BEGIN RECORDS SHOWN

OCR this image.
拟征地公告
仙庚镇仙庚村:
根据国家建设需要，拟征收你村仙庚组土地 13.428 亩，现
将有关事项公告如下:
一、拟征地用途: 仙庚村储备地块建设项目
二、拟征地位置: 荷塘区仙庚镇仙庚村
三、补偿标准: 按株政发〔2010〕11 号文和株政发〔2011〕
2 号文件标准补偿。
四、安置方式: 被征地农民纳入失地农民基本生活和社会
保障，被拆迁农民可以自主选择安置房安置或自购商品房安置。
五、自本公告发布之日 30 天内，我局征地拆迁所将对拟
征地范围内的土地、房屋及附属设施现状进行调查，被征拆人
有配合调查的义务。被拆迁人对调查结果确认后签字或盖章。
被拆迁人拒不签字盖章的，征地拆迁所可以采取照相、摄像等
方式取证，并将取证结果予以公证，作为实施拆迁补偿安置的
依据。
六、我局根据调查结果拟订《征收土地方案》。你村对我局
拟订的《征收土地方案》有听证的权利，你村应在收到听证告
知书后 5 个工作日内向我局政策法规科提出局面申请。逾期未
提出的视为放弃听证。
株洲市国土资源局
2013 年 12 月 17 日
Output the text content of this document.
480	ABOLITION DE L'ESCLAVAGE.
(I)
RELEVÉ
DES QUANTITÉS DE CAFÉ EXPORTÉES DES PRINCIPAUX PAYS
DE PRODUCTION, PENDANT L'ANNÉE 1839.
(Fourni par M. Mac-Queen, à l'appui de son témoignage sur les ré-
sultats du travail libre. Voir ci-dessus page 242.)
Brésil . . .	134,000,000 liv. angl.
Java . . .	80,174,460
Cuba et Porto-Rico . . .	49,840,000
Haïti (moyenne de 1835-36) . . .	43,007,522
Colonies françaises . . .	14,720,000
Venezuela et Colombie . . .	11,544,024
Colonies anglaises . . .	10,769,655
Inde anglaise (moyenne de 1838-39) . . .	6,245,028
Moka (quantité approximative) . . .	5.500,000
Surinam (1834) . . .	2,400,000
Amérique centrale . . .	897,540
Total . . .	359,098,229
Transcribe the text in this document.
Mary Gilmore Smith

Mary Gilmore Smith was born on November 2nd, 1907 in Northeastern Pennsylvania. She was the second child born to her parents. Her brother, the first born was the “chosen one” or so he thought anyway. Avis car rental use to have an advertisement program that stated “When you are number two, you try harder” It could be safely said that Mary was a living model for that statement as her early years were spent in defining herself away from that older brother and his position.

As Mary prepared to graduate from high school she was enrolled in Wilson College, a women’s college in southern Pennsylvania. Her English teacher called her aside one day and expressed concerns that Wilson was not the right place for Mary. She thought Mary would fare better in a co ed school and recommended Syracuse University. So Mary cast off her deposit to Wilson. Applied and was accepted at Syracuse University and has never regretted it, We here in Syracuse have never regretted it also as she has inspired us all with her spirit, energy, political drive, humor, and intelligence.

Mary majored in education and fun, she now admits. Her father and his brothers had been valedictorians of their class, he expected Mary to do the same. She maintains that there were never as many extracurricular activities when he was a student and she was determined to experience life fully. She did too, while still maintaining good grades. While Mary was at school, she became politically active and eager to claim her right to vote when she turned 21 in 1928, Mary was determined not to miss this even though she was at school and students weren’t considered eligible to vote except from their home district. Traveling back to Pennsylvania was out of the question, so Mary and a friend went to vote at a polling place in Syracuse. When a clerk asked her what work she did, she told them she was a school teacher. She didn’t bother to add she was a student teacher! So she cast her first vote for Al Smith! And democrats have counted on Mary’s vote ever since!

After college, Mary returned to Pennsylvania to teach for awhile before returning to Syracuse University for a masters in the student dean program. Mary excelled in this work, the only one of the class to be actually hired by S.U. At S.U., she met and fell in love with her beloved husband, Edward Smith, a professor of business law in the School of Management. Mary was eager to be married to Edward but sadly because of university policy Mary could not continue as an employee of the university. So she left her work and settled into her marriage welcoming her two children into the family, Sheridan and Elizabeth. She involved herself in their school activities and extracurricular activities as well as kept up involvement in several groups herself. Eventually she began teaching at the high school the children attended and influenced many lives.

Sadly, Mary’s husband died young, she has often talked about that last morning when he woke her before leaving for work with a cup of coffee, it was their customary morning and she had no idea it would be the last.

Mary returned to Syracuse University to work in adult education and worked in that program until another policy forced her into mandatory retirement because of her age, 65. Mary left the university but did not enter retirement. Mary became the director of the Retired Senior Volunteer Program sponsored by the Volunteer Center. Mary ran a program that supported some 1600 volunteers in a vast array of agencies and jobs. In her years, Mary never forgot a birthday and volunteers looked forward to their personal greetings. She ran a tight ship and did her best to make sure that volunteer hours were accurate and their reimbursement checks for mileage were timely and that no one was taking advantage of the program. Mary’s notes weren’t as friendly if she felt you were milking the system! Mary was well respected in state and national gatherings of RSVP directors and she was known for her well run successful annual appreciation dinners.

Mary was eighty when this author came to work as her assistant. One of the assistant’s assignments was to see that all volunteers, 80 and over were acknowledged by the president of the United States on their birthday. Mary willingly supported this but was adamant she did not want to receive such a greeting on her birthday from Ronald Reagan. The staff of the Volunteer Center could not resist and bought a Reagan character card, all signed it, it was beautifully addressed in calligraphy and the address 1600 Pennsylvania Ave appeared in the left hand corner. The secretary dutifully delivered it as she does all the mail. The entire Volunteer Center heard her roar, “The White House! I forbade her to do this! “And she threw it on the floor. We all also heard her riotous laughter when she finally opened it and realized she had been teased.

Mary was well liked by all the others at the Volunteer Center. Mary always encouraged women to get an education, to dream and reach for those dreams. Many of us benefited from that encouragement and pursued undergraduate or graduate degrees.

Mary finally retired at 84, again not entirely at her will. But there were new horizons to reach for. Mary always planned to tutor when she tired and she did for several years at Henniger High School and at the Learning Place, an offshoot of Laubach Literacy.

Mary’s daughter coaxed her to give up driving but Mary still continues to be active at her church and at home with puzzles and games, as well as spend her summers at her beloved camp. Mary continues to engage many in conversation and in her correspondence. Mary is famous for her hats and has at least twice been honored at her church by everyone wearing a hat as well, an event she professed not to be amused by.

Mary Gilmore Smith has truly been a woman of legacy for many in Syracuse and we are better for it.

END RECORDS SHOWN

**OBJECTIVE:**
Extract, word for word, each line of the listing above.

**FINAL RESULT:**
OCR this image.
拟征地公告
仙庚镇仙庚村:
根据国家建设需要，拟征收你村仙庚组土地 13.428 亩，现
将有关事项公告如下:
一、拟征地用途: 仙庚村储备地块建设项目
二、拟征地位置: 荷塘区仙庚镇仙庚村
三、补偿标准: 按株政发〔2010〕11 号文和株政发〔2011〕
2 号文件标准补偿。
四、安置方式: 被征地农民纳入失地农民基本生活和社会
保障，被拆迁农民可以自主选择安置房安置或自购商品房安置。
五、自本公告发布之日 30 天内，我局征地拆迁所将对拟
征地范围内的土地、房屋及附属设施现状进行调查，被征拆人
有配合调查的义务。被拆迁人对调查结果确认后签字或盖章。
被拆迁人拒不签字盖章的，征地拆迁所可以采取照相、摄像等
方式取证，并将取证结果予以公证，作为实施拆迁补偿安置的
依据。
六、我局根据调查结果拟订《征收土地方案》。你村对我局
拟订的《征收土地方案》有听证的权利，你村应在收到听证告
知书后 5 个工作日内向我局政策法规科提出局面申请。逾期未
提出的视为放弃听证。
株洲市国土资源局
2013 年 12 月 17 日
Output the text content of this document.
480	ABOLITION DE L'ESCLAVAGE.
(I)
RELEVÉ
DES QUANTITÉS DE CAFÉ EXPORTÉES DES PRINCIPAUX PAYS
DE PRODUCTION, PENDANT L'ANNÉE 1839.
(Fourni par M. Mac-Queen, à l'appui de son témoignage sur les ré-
sultats du travail libre. Voir ci-dessus page 242.)
Brésil . . .	134,000,000 liv. angl.
Java . . .	80,174,460
Cuba et Porto-Rico . . .	49,840,000
Haïti (moyenne de 1835-36) . . .	43,007,522
Colonies françaises . . .	14,720,000
Venezuela et Colombie . . .	11,544,024
Colonies anglaises . . .	10,769,655
Inde anglaise (moyenne de 1838-39) . . .	6,245,028
Moka (quantité approximative) . . .	5.500,000
Surinam (1834) . . .	2,400,000
Amérique centrale . . .	897,540
Total . . .	359,098,229
Transcribe the text in this document.
Mary Gilmore Smith

Mary Gilmore Smith was born on November 2nd, 1907 in Northeastern Pennsylvania. She was the second child born to her parents. Her brother, the first born was the “chosen one” or so he thought anyway. Avis car rental use to have an advertisement program that stated “When you are number two, you try harder” It could be safely said that Mary was a living model for that statement as her early years were spent in defining herself away from that older brother and his position.

As Mary prepared to graduate from high school she was enrolled in Wilson College, a women’s college in southern Pennsylvania. Her English teacher called her aside one day and expressed concerns that Wilson was not the right place for Mary. She thought Mary would fare better in a co ed school and recommended Syracuse University. So Mary cast off her deposit to Wilson. Applied and was accepted at Syracuse University and has never regretted it, We here in Syracuse have never regretted it also as she has inspired us all with her spirit, energy, political drive, humor, and intelligence.

Mary majored in education and fun, she now admits. Her father and his brothers had been valedictorians of their class, he expected Mary to do the same. She maintains that there were never as many extracurricular activities when he was a student and she was determined to experience life fully. She did too, while still maintaining good grades. While Mary was at school, she became politically active and eager to claim her right to vote when she turned 21 in 1928, Mary was determined not to miss this even though she was at school and students weren’t considered eligible to vote except from their home district. Traveling back to Pennsylvania was out of the question, so Mary and a friend went to vote at a polling place in Syracuse. When a clerk asked her what work she did, she told them she was a school teacher. She didn’t bother to add she was a student teacher! So she cast her first vote for Al Smith! And democrats have counted on Mary’s vote ever since!

After college, Mary returned to Pennsylvania to teach for awhile before returning to Syracuse University for a masters in the student dean program. Mary excelled in this work, the only one of the class to be actually hired by S.U. At S.U., she met and fell in love with her beloved husband, Edward Smith, a professor of business law in the School of Management. Mary was eager to be married to Edward but sadly because of university policy Mary could not continue as an employee of the university. So she left her work and settled into her marriage welcoming her two children into the family, Sheridan and Elizabeth. She involved herself in their school activities and extracurricular activities as well as kept up involvement in several groups herself. Eventually she began teaching at the high school the children attended and influenced many lives.

Sadly, Mary’s husband died young, she has often talked about that last morning when he woke her before leaving for work with a cup of coffee, it was their customary morning and she had no idea it would be the last.

Mary returned to Syracuse University to work in adult education and worked in that program until another policy forced her into mandatory retirement because of her age, 65. Mary left the university but did not enter retirement. Mary became the director of the Retired Senior Volunteer Program sponsored by the Volunteer Center. Mary ran a program that supported some 1600 volunteers in a vast array of agencies and jobs. In her years, Mary never forgot a birthday and volunteers looked forward to their personal greetings. She ran a tight ship and did her best to make sure that volunteer hours were accurate and their reimbursement checks for mileage were timely and that no one was taking advantage of the program. Mary’s notes weren’t as friendly if she felt you were milking the system! Mary was well respected in state and national gatherings of RSVP directors and she was known for her well run successful annual appreciation dinners.

Mary was eighty when this author came to work as her assistant. One of the assistant’s assignments was to see that all volunteers, 80 and over were acknowledged by the president of the United States on their birthday. Mary willingly supported this but was adamant she did not want to receive such a greeting on her birthday from Ronald Reagan. The staff of the Volunteer Center could not resist and bought a Reagan character card, all signed it, it was beautifully addressed in calligraphy and the address 1600 Pennsylvania Ave appeared in the left hand corner. The secretary dutifully delivered it as she does all the mail. The entire Volunteer Center heard her roar, “The White House! I forbade her to do this! “And she threw it on the floor. We all also heard her riotous laughter when she finally opened it and realized she had been teased.

Mary was well liked by all the others at the Volunteer Center. Mary always encouraged women to get an education, to dream and reach for those dreams. Many of us benefited from that encouragement and pursued undergraduate or graduate degrees.

Mary finally retired at 84, again not entirely at her will. But there were new horizons to reach for. Mary always planned to tutor when she tired and she did for several years at Henniger High School and at the Learning Place, an offshoot of Laubach Literacy.

Mary’s daughter coaxed her to give up driving but Mary still continues to be active at her church and at home with puzzles and games, as well as spend her summers at her beloved camp. Mary continues to engage many in conversation and in her correspondence. Mary is famous for her hats and has at least twice been honored at her church by everyone wearing a hat as well, an event she professed not to be amused by.

Mary Gilmore Smith has truly been a woman of legacy for many in Syracuse and we are better for it.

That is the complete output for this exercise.